> **What is needed**
Work out the number of lines in the listing that include the string "зданий". Reply with that number alone.

....................

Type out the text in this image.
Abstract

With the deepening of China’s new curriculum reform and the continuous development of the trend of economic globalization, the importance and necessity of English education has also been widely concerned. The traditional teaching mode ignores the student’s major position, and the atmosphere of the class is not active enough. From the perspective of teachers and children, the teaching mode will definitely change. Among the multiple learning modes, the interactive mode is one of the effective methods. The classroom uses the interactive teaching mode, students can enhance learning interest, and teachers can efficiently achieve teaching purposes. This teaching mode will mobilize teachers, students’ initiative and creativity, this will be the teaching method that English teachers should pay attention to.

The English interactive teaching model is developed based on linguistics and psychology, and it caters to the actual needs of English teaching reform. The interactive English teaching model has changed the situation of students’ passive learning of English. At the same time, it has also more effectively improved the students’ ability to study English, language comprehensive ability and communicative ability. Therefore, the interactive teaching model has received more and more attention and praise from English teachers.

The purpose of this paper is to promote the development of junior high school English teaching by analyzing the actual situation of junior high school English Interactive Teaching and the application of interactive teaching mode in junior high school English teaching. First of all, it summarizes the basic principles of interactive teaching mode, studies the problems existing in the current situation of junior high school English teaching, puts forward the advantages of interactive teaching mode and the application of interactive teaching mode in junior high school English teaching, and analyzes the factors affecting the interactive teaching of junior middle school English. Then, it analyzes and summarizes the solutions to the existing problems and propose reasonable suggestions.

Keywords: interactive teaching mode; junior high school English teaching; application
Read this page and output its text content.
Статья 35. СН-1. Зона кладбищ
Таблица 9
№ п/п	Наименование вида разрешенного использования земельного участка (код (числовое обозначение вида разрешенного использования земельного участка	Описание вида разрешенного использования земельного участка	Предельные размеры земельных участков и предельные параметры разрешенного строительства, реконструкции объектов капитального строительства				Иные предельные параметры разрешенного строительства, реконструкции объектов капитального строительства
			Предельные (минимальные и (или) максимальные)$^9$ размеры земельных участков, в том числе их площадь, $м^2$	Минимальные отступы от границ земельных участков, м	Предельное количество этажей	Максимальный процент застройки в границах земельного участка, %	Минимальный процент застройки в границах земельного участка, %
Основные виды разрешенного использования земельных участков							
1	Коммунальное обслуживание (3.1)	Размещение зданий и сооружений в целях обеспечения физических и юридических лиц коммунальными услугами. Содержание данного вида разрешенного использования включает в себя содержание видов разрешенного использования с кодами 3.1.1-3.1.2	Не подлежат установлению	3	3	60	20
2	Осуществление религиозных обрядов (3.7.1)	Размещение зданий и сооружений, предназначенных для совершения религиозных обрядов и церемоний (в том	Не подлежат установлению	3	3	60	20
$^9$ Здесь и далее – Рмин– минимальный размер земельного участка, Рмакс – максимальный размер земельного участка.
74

....................

> **Solution for this task**
2